## Task statement
Reproduce the part of the MySQL forum thread below from "FROM reports t2" to "that you want?", word for word.

## Document section
--- Begin ---
MYSQL Count of duplicate records with condition - mysql

I'm trying to get count of duplicate data, but my query doesn't work correctly.
Every user should have one dev_id but when other user will have this same dev_id I want to know this
Table for example:
dev_id user_id
------------------
111 1
111 1
222 2
111 2
333 3
Should result:
user_id qu
------------------
1 1
2 1
3 0
This is my query
SELECT t1.user_id,
(SELECT Count(DISTINCT t2.dev_id)
FROM reports t2
WHERE t2.user_id != t1.user_id
AND t2.dev_id = t1.dev_id
) AS qu
FROM reports t1
GROUP BY t1.user_id

You can get results by doing:
select r.user_id, count(*) - 1
from reports r
group by r.user_id;
Is this the calculation that you want?

Okay. Let start from simple.
First you need get unique user_id/dev id combinations
select distinct dev_id,user_id from reports
Result will be
dev_id user_id
------------------
111 1
222 2
111 2
333 3
After that you should get number of different user_id per dev_id
select dev_id,c from (
SELECT
dev_id,
count(*)-1 AS c
FROM
(select distinct user_id,dev_id from reports) as fixed_reports
GROUP BY dev_id
) as counts
Result of such query will be
dev_id c
-----------------
111 1
222 0
333 0
Now you should show users which have such dev_id. For that you should join such dev_id list with table from step1(which show which one user_id,dev_id pairs exist)
--- End ---
## Data excerpt
--- Begin ---
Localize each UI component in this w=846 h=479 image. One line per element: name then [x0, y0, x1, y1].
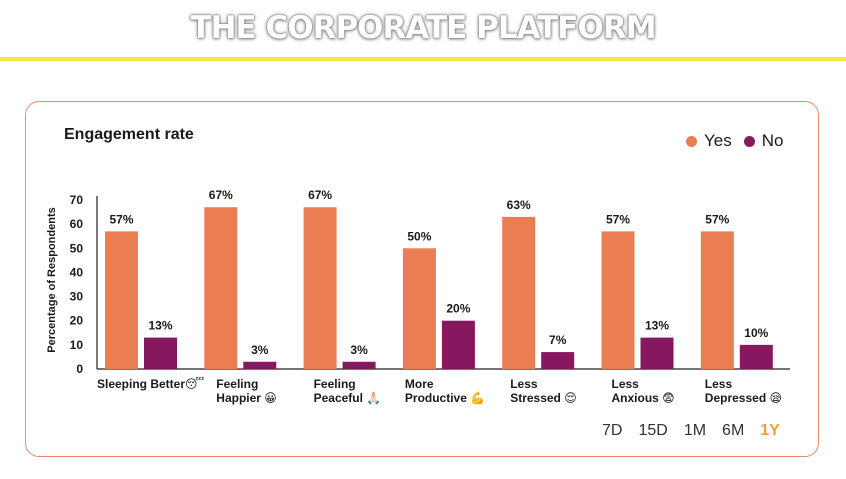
--- End ---
## Output of the task
FROM reports t2
WHERE t2.user_id != t1.user_id
AND t2.dev_id = t1.dev_id
) AS qu
FROM reports t1
GROUP BY t1.user_id

You can get results by doing:
select r.user_id, count(*) - 1
from reports r
group by r.user_id;
Is this the calculation that you want?